• _Requirements_:
Answer with nothing except the number of lines that contain the word "Phase".
____________________
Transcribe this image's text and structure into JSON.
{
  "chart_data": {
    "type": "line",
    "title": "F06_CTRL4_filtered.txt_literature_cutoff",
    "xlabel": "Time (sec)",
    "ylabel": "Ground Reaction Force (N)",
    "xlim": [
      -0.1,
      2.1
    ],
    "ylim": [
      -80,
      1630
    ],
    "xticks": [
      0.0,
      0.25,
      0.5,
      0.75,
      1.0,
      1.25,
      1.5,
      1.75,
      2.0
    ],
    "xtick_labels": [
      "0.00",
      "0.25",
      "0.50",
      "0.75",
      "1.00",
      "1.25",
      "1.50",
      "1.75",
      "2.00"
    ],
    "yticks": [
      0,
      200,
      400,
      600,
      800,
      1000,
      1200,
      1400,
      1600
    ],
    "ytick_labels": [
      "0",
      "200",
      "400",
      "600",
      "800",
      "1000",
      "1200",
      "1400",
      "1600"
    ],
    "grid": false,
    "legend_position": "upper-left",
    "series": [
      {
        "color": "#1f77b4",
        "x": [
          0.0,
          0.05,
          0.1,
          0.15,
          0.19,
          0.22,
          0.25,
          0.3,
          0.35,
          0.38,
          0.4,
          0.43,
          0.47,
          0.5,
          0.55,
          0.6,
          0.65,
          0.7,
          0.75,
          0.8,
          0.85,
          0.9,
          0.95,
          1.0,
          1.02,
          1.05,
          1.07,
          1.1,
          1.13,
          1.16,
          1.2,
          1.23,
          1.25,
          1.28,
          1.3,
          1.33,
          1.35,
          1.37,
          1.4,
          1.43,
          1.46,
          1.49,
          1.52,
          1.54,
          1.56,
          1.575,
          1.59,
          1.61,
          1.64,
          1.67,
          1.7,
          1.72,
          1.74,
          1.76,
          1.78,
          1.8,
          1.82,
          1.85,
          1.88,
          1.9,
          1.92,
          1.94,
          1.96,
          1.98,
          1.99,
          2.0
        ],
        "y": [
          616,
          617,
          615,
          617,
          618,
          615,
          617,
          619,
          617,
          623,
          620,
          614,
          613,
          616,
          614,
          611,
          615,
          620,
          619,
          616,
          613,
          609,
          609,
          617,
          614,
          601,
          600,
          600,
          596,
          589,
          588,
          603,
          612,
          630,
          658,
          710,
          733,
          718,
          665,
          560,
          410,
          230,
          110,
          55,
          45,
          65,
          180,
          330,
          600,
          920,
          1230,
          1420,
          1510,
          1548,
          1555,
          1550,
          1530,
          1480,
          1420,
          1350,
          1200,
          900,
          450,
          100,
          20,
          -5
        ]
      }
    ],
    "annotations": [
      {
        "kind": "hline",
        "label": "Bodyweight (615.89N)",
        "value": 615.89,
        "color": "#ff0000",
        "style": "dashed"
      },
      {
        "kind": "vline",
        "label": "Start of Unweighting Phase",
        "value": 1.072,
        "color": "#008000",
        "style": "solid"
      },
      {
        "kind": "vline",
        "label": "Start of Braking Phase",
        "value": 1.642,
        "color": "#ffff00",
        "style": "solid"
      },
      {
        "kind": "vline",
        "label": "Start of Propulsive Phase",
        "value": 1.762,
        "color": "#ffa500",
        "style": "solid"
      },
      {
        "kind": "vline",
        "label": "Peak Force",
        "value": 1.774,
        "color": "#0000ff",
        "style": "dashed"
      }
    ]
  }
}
____________________
• _Written answer_:
3